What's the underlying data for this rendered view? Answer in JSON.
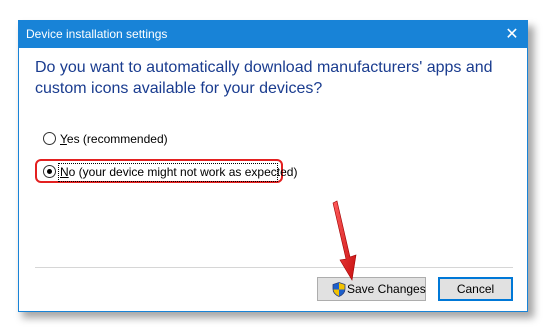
{
  "window": {
    "title": "Device installation settings",
    "close_glyph": "✕"
  },
  "question": "Do you want to automatically download manufacturers' apps and custom icons available for your devices?",
  "options": [
    {
      "prefix": "Y",
      "rest": "es (recommended)",
      "selected": false
    },
    {
      "prefix": "N",
      "rest": "o (your device might not work as expected)",
      "selected": true
    }
  ],
  "buttons": {
    "save_label": "Save Changes",
    "save_icon": "shield-icon",
    "cancel_label": "Cancel"
  },
  "colors": {
    "titlebar": "#1883d7",
    "question_text": "#1a3c8f",
    "highlight": "#e32020",
    "arrow": "#e32020"
  }
}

####################

▶ [WHAT IS BEING ASKED]:
Reproduce all the records verbatim, excluding images.

▶ [TASK RESPONSE]:
What's the underlying data for this rendered view? Answer in JSON.
{
  "window": {
    "title": "Device installation settings",
    "close_glyph": "✕"
  },
  "question": "Do you want to automatically download manufacturers' apps and custom icons available for your devices?",
  "options": [
    {
      "prefix": "Y",
      "rest": "es (recommended)",
      "selected": false
    },
    {
      "prefix": "N",
      "rest": "o (your device might not work as expected)",
      "selected": true
    }
  ],
  "buttons": {
    "save_label": "Save Changes",
    "save_icon": "shield-icon",
    "cancel_label": "Cancel"
  },
  "colors": {
    "titlebar": "#1883d7",
    "question_text": "#1a3c8f",
    "highlight": "#e32020",
    "arrow": "#e32020"
  }
}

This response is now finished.